═════ RECORDS FOR PROCESSING ═════

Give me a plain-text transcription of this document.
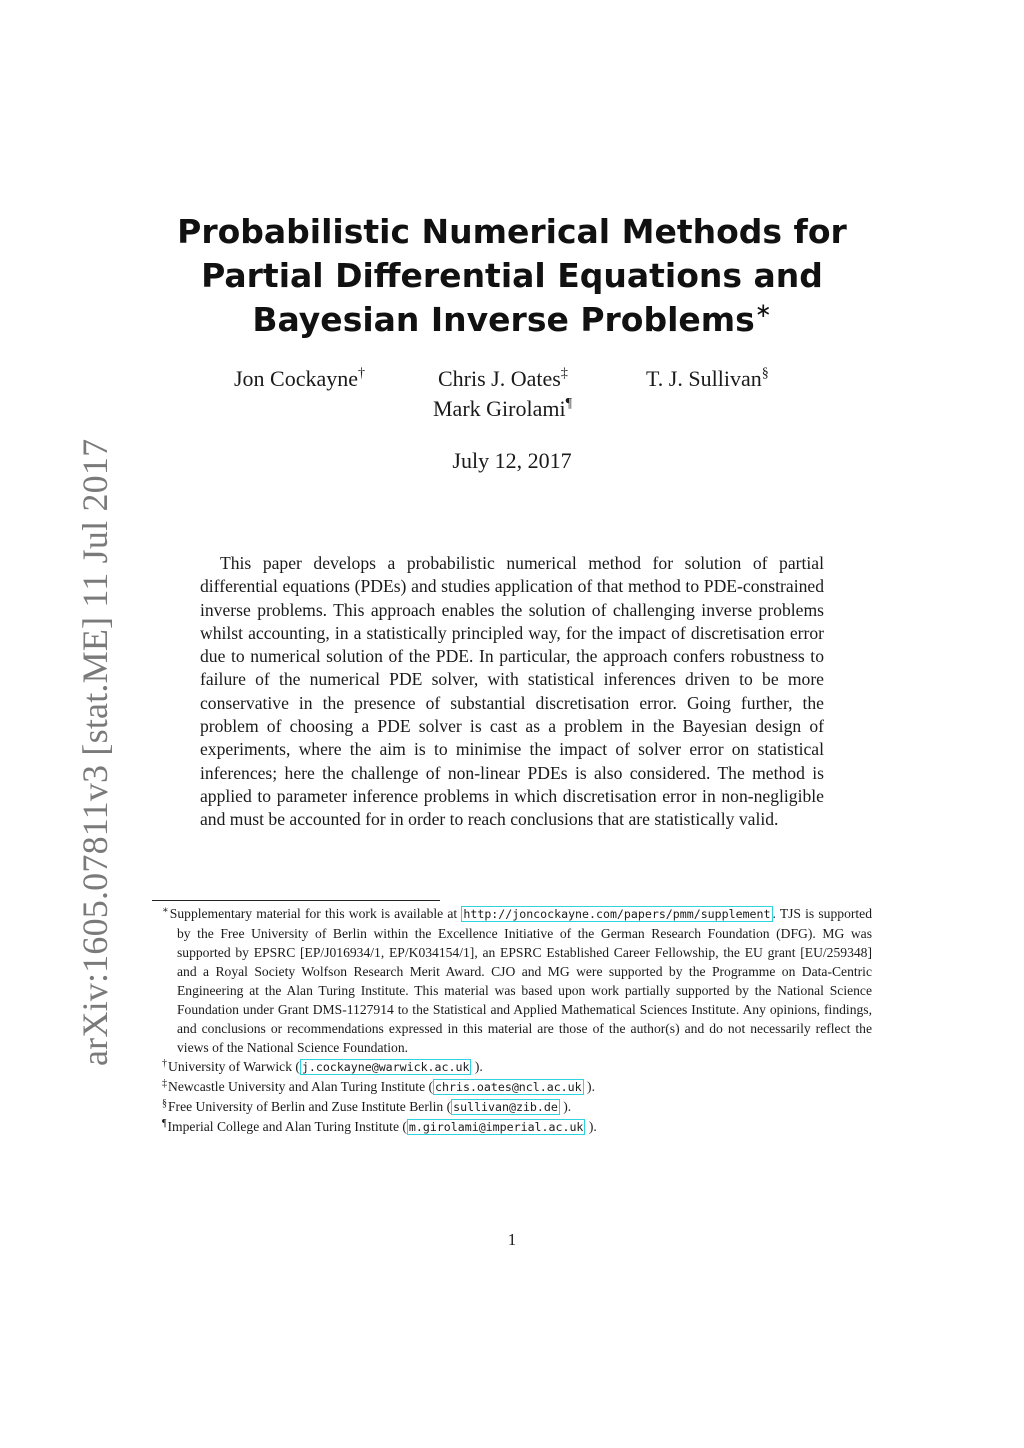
arXiv:1605.07811v3 [stat.ME] 11 Jul 2017
Probabilistic Numerical Methods for Partial Differential Equations and Bayesian Inverse Problems∗
Jon Cockayne†	Chris J. Oates‡	T. J. Sullivan§
Mark Girolami¶
July 12, 2017

This paper develops a probabilistic numerical method for solution of partial differential equations (PDEs) and studies application of that method to PDE-constrained inverse problems. This approach enables the solution of challenging inverse problems whilst accounting, in a statistically principled way, for the impact of discretisation error due to numerical solution of the PDE. In particular, the approach confers robustness to failure of the numerical PDE solver, with statistical inferences driven to be more conservative in the presence of substantial discretisation error. Going further, the problem of choosing a PDE solver is cast as a problem in the Bayesian design of experiments, where the aim is to minimise the impact of solver error on statistical inferences; here the challenge of non-linear PDEs is also considered. The method is applied to parameter inference problems in which discretisation error in non-negligible and must be accounted for in order to reach conclusions that are statistically valid.

∗Supplementary material for this work is available at http://joncockayne.com/papers/pmm/supplement . TJS is supported by the Free University of Berlin within the Excellence Initiative of the German Research Foundation (DFG). MG was supported by EPSRC [EP/J016934/1, EP/K034154/1], an EPSRC Established Career Fellowship, the EU grant [EU/259348] and a Royal Society Wolfson Research Merit Award. CJO and MG were supported by the Programme on Data-Centric Engineering at the Alan Turing Institute. This material was based upon work partially supported by the National Science Foundation under Grant DMS-1127914 to the Statistical and Applied Mathematical Sciences Institute. Any opinions, findings, and conclusions or recommendations expressed in this material are those of the author(s) and do not necessarily reflect the views of the National Science Foundation.

†University of Warwick ( j.cockayne@warwick.ac.uk ).

‡Newcastle University and Alan Turing Institute ( chris.oates@ncl.ac.uk ).

§Free University of Berlin and Zuse Institute Berlin ( sullivan@zib.de ).

¶Imperial College and Alan Turing Institute ( m.girolami@imperial.ac.uk ).

1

═════

Each record must be quoted in full and exactly. Do not include the pictures.

Give me a plain-text transcription of this document.
arXiv:1605.07811v3 [stat.ME] 11 Jul 2017
Probabilistic Numerical Methods for Partial Differential Equations and Bayesian Inverse Problems∗
Jon Cockayne†	Chris J. Oates‡	T. J. Sullivan§
Mark Girolami¶
July 12, 2017

This paper develops a probabilistic numerical method for solution of partial differential equations (PDEs) and studies application of that method to PDE-constrained inverse problems. This approach enables the solution of challenging inverse problems whilst accounting, in a statistically principled way, for the impact of discretisation error due to numerical solution of the PDE. In particular, the approach confers robustness to failure of the numerical PDE solver, with statistical inferences driven to be more conservative in the presence of substantial discretisation error. Going further, the problem of choosing a PDE solver is cast as a problem in the Bayesian design of experiments, where the aim is to minimise the impact of solver error on statistical inferences; here the challenge of non-linear PDEs is also considered. The method is applied to parameter inference problems in which discretisation error in non-negligible and must be accounted for in order to reach conclusions that are statistically valid.

∗Supplementary material for this work is available at http://joncockayne.com/papers/pmm/supplement . TJS is supported by the Free University of Berlin within the Excellence Initiative of the German Research Foundation (DFG). MG was supported by EPSRC [EP/J016934/1, EP/K034154/1], an EPSRC Established Career Fellowship, the EU grant [EU/259348] and a Royal Society Wolfson Research Merit Award. CJO and MG were supported by the Programme on Data-Centric Engineering at the Alan Turing Institute. This material was based upon work partially supported by the National Science Foundation under Grant DMS-1127914 to the Statistical and Applied Mathematical Sciences Institute. Any opinions, findings, and conclusions or recommendations expressed in this material are those of the author(s) and do not necessarily reflect the views of the National Science Foundation.

†University of Warwick ( j.cockayne@warwick.ac.uk ).

‡Newcastle University and Alan Turing Institute ( chris.oates@ncl.ac.uk ).

§Free University of Berlin and Zuse Institute Berlin ( sullivan@zib.de ).

¶Imperial College and Alan Turing Institute ( m.girolami@imperial.ac.uk ).

1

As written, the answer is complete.